Dataset rows:
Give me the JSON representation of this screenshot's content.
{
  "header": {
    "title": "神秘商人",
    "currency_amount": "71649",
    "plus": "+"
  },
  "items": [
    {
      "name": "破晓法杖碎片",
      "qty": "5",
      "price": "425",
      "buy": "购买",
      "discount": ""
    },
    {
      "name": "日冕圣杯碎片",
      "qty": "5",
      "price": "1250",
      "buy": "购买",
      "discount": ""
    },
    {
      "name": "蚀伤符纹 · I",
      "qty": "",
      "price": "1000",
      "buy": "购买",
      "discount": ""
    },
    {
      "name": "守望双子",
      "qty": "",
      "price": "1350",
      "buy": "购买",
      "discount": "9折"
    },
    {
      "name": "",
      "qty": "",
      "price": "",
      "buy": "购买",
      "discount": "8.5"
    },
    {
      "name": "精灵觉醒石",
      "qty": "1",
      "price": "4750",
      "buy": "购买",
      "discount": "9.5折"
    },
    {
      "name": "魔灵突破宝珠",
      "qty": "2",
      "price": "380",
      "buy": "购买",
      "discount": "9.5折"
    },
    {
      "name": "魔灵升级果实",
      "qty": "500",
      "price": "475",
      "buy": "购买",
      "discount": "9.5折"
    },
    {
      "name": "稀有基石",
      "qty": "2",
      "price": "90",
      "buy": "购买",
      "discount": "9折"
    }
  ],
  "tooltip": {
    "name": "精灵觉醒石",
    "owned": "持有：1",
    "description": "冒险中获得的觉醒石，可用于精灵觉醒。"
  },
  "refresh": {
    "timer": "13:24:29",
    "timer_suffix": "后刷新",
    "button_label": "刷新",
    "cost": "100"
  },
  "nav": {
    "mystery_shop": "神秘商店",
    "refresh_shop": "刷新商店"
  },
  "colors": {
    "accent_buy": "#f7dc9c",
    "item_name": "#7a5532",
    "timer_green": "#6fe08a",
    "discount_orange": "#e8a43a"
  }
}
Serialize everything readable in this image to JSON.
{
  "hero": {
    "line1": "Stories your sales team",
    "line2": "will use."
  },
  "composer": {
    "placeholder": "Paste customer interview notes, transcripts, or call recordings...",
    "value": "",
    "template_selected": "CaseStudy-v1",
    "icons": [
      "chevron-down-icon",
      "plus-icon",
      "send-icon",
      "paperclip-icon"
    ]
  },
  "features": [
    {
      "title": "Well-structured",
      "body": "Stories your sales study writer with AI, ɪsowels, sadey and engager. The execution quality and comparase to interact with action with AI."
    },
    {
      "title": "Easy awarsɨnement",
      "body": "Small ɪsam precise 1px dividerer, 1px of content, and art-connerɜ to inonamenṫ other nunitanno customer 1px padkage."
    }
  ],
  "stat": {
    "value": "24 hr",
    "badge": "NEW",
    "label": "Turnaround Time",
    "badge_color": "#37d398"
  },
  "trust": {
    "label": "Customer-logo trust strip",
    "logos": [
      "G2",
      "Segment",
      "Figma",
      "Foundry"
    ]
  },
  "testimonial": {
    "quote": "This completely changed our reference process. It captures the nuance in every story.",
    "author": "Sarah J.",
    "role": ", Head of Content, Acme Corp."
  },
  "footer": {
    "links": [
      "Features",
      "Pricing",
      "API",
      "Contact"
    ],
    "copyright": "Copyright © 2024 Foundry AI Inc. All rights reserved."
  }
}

Stated task: Exactly reproduce all of the entries.

Worked answer:
Give me the JSON representation of this screenshot's content.
{
  "header": {
    "title": "神秘商人",
    "currency_amount": "71649",
    "plus": "+"
  },
  "items": [
    {
      "name": "破晓法杖碎片",
      "qty": "5",
      "price": "425",
      "buy": "购买",
      "discount": ""
    },
    {
      "name": "日冕圣杯碎片",
      "qty": "5",
      "price": "1250",
      "buy": "购买",
      "discount": ""
    },
    {
      "name": "蚀伤符纹 · I",
      "qty": "",
      "price": "1000",
      "buy": "购买",
      "discount": ""
    },
    {
      "name": "守望双子",
      "qty": "",
      "price": "1350",
      "buy": "购买",
      "discount": "9折"
    },
    {
      "name": "",
      "qty": "",
      "price": "",
      "buy": "购买",
      "discount": "8.5"
    },
    {
      "name": "精灵觉醒石",
      "qty": "1",
      "price": "4750",
      "buy": "购买",
      "discount": "9.5折"
    },
    {
      "name": "魔灵突破宝珠",
      "qty": "2",
      "price": "380",
      "buy": "购买",
      "discount": "9.5折"
    },
    {
      "name": "魔灵升级果实",
      "qty": "500",
      "price": "475",
      "buy": "购买",
      "discount": "9.5折"
    },
    {
      "name": "稀有基石",
      "qty": "2",
      "price": "90",
      "buy": "购买",
      "discount": "9折"
    }
  ],
  "tooltip": {
    "name": "精灵觉醒石",
    "owned": "持有：1",
    "description": "冒险中获得的觉醒石，可用于精灵觉醒。"
  },
  "refresh": {
    "timer": "13:24:29",
    "timer_suffix": "后刷新",
    "button_label": "刷新",
    "cost": "100"
  },
  "nav": {
    "mystery_shop": "神秘商店",
    "refresh_shop": "刷新商店"
  },
  "colors": {
    "accent_buy": "#f7dc9c",
    "item_name": "#7a5532",
    "timer_green": "#6fe08a",
    "discount_orange": "#e8a43a"
  }
}
Serialize everything readable in this image to JSON.
{
  "hero": {
    "line1": "Stories your sales team",
    "line2": "will use."
  },
  "composer": {
    "placeholder": "Paste customer interview notes, transcripts, or call recordings...",
    "value": "",
    "template_selected": "CaseStudy-v1",
    "icons": [
      "chevron-down-icon",
      "plus-icon",
      "send-icon",
      "paperclip-icon"
    ]
  },
  "features": [
    {
      "title": "Well-structured",
      "body": "Stories your sales study writer with AI, ɪsowels, sadey and engager. The execution quality and comparase to interact with action with AI."
    },
    {
      "title": "Easy awarsɨnement",
      "body": "Small ɪsam precise 1px dividerer, 1px of content, and art-connerɜ to inonamenṫ other nunitanno customer 1px padkage."
    }
  ],
  "stat": {
    "value": "24 hr",
    "badge": "NEW",
    "label": "Turnaround Time",
    "badge_color": "#37d398"
  },
  "trust": {
    "label": "Customer-logo trust strip",
    "logos": [
      "G2",
      "Segment",
      "Figma",
      "Foundry"
    ]
  },
  "testimonial": {
    "quote": "This completely changed our reference process. It captures the nuance in every story.",
    "author": "Sarah J.",
    "role": ", Head of Content, Acme Corp."
  },
  "footer": {
    "links": [
      "Features",
      "Pricing",
      "API",
      "Contact"
    ],
    "copyright": "Copyright © 2024 Foundry AI Inc. All rights reserved."
  }
}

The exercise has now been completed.